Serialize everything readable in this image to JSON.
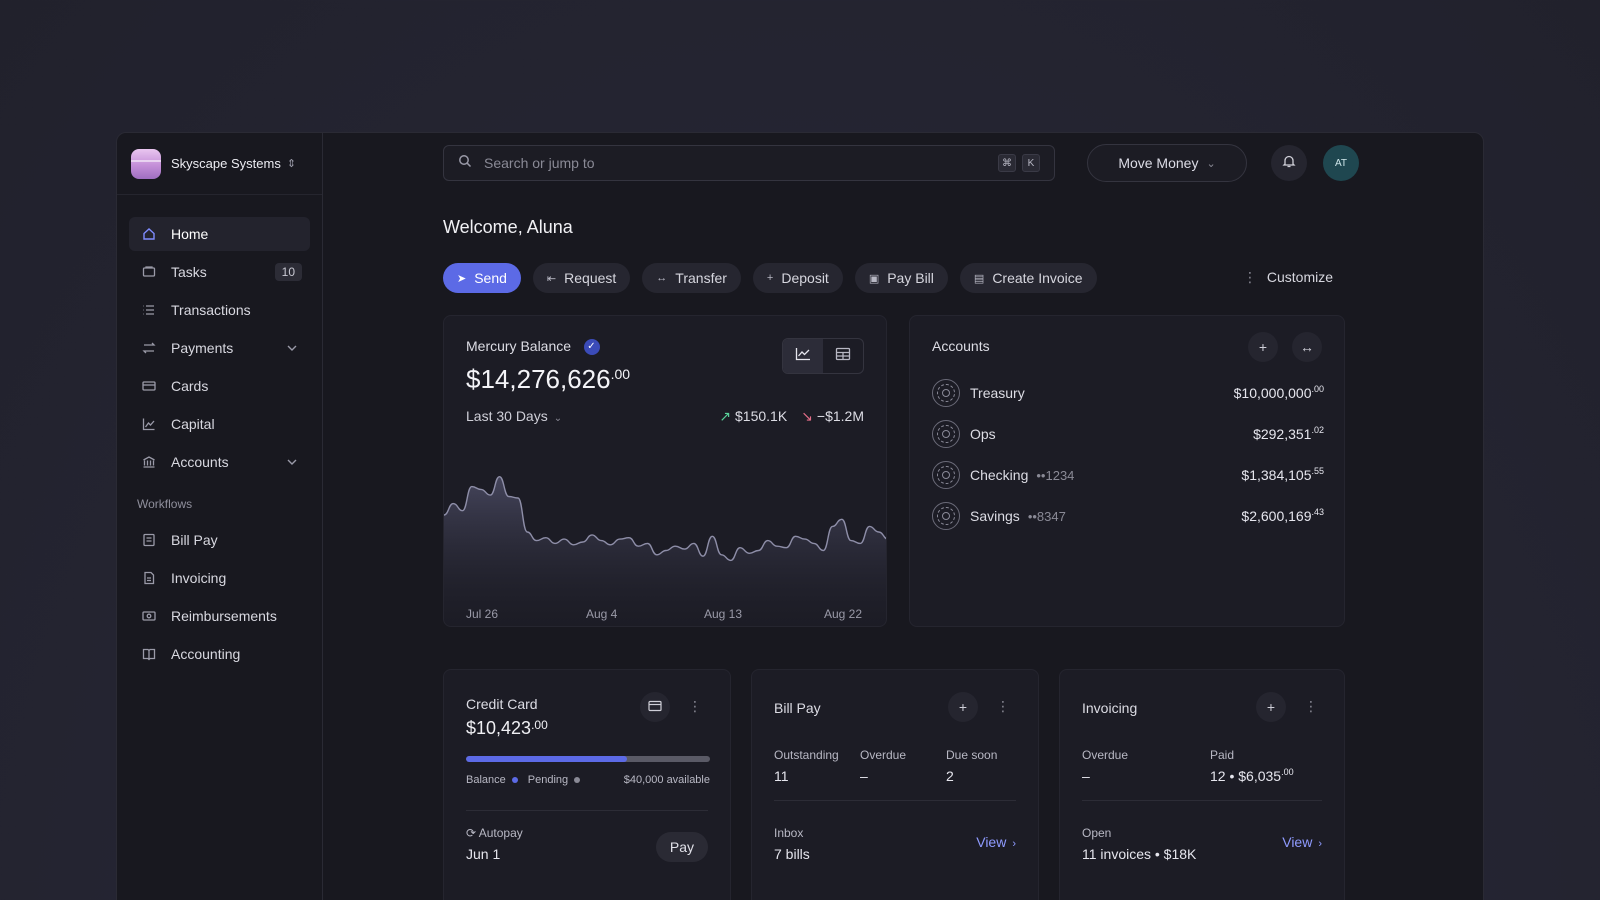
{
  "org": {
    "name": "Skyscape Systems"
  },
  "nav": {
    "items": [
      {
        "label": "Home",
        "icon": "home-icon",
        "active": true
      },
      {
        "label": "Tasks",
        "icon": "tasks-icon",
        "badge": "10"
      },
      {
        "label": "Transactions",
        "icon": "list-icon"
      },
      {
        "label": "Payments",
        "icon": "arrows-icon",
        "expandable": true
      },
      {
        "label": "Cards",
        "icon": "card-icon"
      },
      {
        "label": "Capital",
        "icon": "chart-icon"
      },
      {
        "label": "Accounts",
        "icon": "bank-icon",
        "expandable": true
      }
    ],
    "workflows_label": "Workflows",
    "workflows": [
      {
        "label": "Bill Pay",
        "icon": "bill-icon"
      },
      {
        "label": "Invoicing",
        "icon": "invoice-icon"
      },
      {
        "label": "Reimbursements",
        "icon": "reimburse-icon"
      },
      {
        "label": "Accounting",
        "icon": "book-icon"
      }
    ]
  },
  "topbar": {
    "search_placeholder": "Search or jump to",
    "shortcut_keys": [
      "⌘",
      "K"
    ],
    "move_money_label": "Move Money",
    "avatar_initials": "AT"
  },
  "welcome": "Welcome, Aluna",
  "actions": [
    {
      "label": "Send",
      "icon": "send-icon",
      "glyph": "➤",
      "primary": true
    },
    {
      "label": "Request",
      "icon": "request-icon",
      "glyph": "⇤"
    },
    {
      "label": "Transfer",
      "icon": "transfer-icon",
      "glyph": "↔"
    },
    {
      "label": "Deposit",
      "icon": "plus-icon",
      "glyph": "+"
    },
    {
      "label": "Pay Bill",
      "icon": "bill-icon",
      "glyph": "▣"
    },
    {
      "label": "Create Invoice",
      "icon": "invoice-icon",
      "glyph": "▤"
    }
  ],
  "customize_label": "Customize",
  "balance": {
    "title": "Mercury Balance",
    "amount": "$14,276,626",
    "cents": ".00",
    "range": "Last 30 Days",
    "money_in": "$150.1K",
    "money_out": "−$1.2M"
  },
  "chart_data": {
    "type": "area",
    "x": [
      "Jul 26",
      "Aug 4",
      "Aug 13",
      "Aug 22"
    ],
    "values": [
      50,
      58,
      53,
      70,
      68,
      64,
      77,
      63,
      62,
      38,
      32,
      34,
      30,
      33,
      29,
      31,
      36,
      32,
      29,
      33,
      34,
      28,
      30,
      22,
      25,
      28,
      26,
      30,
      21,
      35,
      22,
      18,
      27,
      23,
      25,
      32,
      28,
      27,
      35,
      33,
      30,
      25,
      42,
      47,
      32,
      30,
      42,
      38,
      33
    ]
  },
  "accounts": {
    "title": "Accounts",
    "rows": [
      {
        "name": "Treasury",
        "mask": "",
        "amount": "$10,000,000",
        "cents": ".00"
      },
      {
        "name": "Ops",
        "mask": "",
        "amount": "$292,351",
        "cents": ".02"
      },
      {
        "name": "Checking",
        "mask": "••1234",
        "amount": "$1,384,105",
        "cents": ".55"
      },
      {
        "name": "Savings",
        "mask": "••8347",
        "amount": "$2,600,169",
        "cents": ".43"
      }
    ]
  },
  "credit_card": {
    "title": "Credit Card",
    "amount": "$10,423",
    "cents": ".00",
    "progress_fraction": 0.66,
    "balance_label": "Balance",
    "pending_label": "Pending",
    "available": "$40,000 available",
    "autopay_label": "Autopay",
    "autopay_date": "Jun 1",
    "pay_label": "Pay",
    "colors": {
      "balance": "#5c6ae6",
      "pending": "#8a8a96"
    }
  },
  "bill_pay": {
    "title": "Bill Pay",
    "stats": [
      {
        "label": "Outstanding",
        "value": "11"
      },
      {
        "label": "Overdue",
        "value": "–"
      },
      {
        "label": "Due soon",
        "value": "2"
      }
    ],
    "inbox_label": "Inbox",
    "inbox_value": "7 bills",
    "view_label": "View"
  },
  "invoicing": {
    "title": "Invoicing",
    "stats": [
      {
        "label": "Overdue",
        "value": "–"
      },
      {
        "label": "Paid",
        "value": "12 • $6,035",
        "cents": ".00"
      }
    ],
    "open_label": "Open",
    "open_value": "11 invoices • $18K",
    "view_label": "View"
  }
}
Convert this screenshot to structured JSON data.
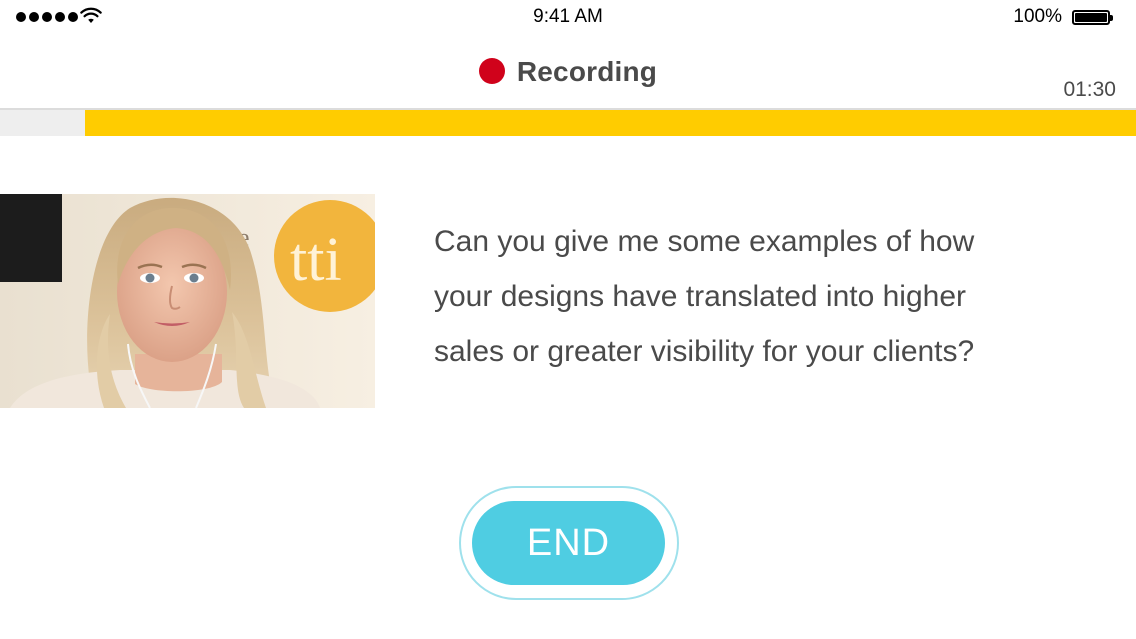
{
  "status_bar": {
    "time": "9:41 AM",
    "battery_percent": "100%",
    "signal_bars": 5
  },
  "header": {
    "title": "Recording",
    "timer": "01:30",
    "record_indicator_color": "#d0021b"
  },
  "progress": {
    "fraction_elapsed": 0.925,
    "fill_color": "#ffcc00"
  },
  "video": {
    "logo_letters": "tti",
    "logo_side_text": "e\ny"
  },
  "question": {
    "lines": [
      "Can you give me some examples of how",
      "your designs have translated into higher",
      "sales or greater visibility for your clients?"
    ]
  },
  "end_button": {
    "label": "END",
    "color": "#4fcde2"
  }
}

◆ ◆ ◆ ◆ ◆

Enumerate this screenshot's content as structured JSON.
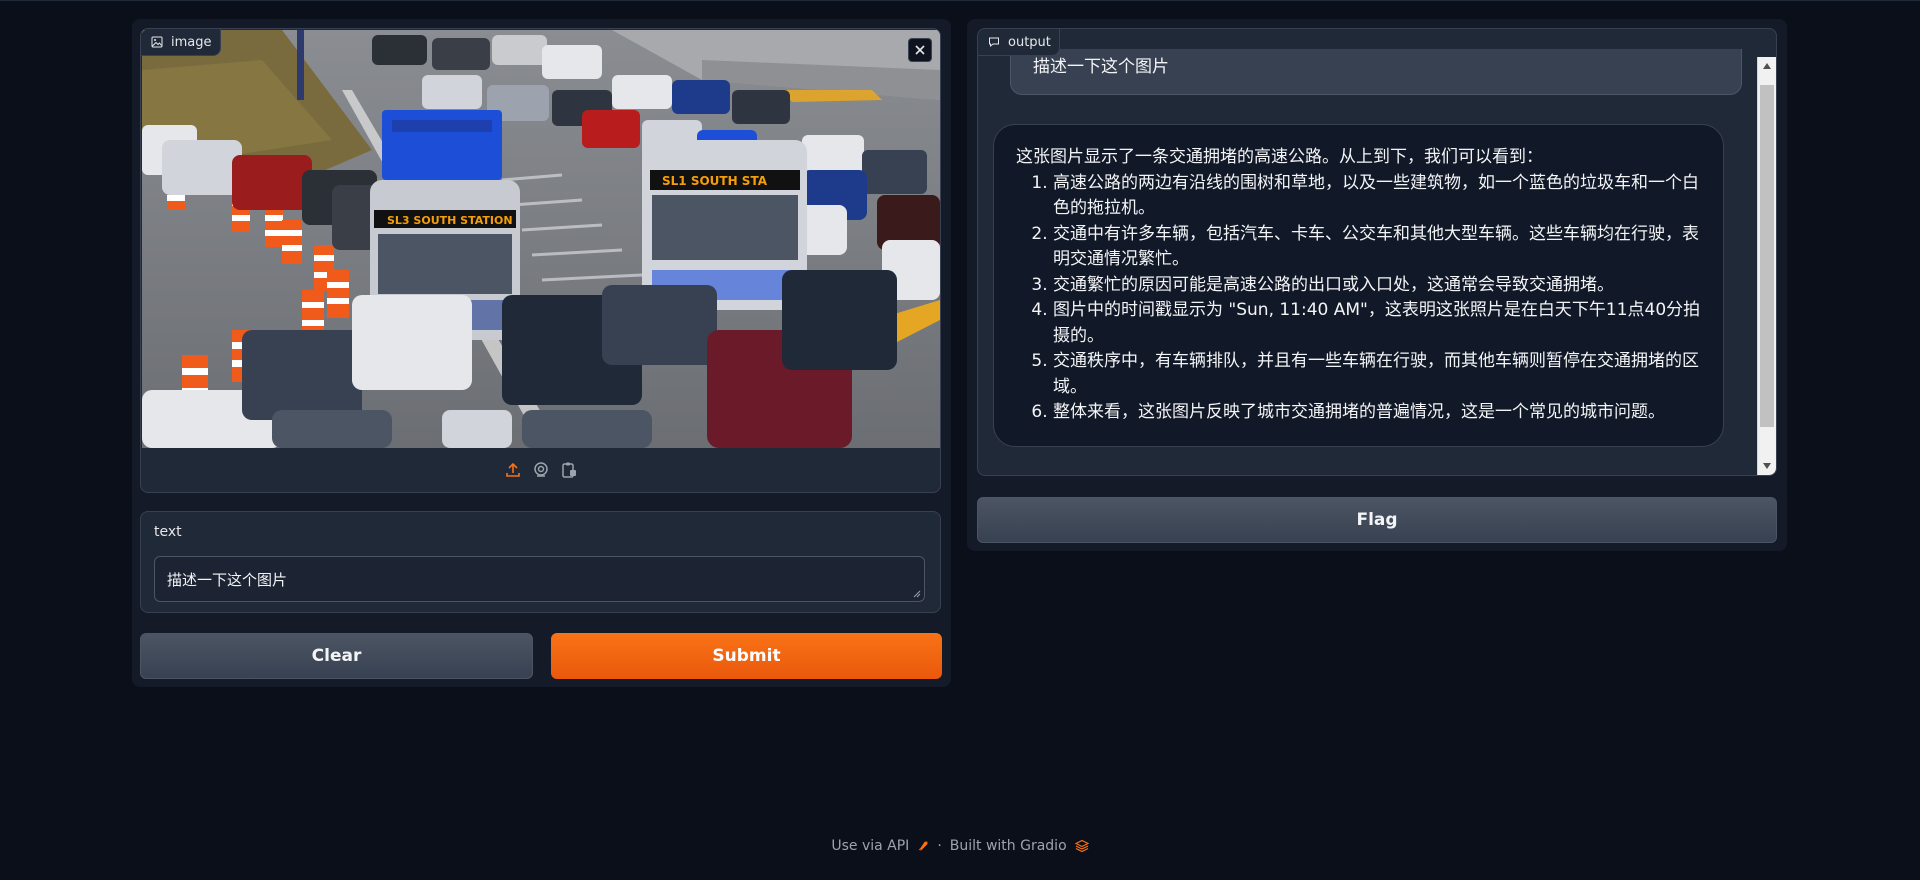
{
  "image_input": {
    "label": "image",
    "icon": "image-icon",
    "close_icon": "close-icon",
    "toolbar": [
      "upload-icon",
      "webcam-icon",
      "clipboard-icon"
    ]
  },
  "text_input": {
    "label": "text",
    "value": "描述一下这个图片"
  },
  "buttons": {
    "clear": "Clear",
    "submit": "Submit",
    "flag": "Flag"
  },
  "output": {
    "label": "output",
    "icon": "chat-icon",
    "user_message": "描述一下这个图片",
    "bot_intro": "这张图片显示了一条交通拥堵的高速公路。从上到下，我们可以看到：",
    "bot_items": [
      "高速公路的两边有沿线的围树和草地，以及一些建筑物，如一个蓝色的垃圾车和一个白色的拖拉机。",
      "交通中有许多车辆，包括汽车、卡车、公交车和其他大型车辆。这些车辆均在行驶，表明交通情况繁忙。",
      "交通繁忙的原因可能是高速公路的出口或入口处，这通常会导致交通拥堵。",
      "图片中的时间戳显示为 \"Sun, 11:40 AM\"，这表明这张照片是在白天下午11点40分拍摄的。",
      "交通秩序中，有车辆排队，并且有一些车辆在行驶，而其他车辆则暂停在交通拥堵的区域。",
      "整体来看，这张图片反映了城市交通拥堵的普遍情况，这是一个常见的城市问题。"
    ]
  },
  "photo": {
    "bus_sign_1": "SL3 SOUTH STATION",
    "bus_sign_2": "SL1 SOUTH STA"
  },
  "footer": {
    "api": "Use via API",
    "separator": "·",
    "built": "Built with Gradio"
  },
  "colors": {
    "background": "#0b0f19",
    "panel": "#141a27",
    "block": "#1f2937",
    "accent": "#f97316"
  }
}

◆ ◆ ◆ ◆ ◆

• [Exercise task]:
Where a line contains the string "amount", extract that line.

• [Expected answer]:
    "amount": "$14,276,626",
        "amount": "$10,000,000",
        "amount": "$292,351",
        "amount": "$1,384,105",
        "amount": "$2,600,169",
    "amount": "$10,423",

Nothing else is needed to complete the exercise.